Brendan O’Neill chooses…

High: Whiplash, a film by Damien Chazelle

A movie about a student who wants to be a jazz drummer — sounds dreadful, right? Nope, it’s the best film I saw this year (in NYC; it’s released in Britain in January). JK Simmons, criminally bit-parted by Hollywood until now, was born to play the part of the nutty, bellowing band leader and teacher who demands blood, sweat and tears of his students (literally blood). His refusal to flatter his students, on the basis that ‘there are no two words in the English language more harmful than “good job”‘, sees him accused of bullying. The film delivers a sucker punch to the cult of low expectations. And it has one of the most exhilarating endings I can remember seeing in a cinema. Trailer here.

Low: Britain Isn’t Eating, a play by Amelia Gentleman and Laura Wade

‘Economic crisis may have intensified obesity crisis’, said the Guardian in May. In November it was producing a poverty-porn micro-play with the Royal Court Theatre called Britain Isn’t Eating. Make your minds up, people. Having caricatured the rich as evil gluttons in Posh, Wade now defames the poor as empty-bellied victims in need of some broadsheet benevolence in this piece of sixth-form eejitprop. In the Fifties, the RCT staged plays showing working men and women as angry and ambitious — now they’re all hungry and helpless, eating cold sardines to survive, all the better to make Guardianistas blub.

Brendan O’Neill is editor of spiked.

### Records from a dataset
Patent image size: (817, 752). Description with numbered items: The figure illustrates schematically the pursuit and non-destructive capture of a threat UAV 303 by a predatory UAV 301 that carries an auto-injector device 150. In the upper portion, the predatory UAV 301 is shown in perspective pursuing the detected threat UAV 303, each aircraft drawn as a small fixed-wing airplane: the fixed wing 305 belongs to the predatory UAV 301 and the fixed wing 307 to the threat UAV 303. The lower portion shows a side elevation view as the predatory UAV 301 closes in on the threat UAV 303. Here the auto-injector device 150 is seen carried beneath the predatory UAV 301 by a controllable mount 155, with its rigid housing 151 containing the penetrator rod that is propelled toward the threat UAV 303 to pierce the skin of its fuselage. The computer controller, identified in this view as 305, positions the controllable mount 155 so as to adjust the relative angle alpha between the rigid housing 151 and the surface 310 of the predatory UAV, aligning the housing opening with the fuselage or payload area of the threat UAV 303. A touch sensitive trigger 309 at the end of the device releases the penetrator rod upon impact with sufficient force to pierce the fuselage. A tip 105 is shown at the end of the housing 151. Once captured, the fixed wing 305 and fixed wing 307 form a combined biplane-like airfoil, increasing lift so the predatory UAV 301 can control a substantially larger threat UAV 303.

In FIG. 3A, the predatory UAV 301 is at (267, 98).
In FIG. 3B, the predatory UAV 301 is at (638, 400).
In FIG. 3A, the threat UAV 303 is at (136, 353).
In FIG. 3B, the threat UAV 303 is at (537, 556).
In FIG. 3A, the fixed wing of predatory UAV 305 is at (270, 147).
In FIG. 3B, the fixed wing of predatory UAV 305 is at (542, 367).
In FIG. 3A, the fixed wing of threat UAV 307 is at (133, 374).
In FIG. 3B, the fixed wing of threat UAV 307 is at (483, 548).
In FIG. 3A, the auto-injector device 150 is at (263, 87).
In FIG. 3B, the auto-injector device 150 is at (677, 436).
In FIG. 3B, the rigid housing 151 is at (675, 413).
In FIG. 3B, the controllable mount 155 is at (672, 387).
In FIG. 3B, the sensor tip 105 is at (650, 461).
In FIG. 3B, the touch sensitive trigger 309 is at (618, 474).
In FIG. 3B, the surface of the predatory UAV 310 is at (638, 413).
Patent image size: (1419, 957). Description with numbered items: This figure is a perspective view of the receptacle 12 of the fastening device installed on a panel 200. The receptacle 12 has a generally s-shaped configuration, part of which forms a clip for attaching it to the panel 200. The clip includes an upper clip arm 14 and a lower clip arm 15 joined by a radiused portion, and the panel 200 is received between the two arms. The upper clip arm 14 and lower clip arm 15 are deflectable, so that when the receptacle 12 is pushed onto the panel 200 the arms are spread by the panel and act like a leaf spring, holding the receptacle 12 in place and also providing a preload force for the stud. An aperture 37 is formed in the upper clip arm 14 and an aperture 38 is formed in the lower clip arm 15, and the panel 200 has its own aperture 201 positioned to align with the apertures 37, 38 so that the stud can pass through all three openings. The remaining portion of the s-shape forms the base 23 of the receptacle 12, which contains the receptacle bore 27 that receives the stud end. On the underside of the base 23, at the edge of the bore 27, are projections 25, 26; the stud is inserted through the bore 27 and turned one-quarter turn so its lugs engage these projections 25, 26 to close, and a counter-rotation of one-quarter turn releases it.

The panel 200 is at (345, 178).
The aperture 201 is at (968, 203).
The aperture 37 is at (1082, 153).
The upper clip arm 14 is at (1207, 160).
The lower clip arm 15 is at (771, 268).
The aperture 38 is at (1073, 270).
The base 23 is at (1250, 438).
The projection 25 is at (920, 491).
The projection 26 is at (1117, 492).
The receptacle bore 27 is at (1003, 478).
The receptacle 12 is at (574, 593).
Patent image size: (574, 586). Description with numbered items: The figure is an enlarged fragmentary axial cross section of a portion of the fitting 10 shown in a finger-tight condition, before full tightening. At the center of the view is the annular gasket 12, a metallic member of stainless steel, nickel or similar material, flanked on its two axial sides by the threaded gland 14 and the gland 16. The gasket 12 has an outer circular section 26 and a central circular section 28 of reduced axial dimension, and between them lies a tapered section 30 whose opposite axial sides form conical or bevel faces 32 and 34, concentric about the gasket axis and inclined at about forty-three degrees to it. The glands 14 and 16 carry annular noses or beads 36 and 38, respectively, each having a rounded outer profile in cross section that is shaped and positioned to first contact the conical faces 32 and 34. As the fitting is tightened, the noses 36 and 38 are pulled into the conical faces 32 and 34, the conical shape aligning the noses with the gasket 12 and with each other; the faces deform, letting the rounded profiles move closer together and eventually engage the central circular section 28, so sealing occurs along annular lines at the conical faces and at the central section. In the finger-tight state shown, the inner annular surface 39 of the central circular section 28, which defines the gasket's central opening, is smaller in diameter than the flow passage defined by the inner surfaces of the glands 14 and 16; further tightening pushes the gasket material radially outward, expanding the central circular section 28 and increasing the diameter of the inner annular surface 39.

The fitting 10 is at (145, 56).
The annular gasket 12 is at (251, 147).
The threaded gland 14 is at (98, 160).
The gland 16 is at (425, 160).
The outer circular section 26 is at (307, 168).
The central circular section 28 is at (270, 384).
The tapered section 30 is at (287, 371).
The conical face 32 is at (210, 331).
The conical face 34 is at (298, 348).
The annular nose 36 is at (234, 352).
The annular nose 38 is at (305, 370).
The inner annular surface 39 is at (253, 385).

### TASK LIST
a) From the film and play picks text, quote the stretch from "Low: Britain Isn’t" through "make Guardianistas blub.".
b) Answer these questions using the film and play picks text.
(i) In which city did the writer see Whiplash?
(ii) Which theater worked with the Guardian on Britain Isn't Eating?
(iii) Which publication does Brendan O'Neill edit?

### ANSWERS FOR THE EXERCISE
a)
Low: Britain Isn’t Eating, a play by Amelia Gentleman and Laura Wade

‘Economic crisis may have intensified obesity crisis’, said the Guardian in May. In November it was producing a poverty-porn micro-play with the Royal Court Theatre called Britain Isn’t Eating. Make your minds up, people. Having caricatured the rich as evil gluttons in Posh, Wade now defames the poor as empty-bellied victims in need of some broadsheet benevolence in this piece of sixth-form eejitprop. In the Fifties, the RCT staged plays showing working men and women as angry and ambitious — now they’re all hungry and helpless, eating cold sardines to survive, all the better to make Guardianistas blub.

b)
(i) NYC
(ii) The Royal Court Theatre
(iii) spiked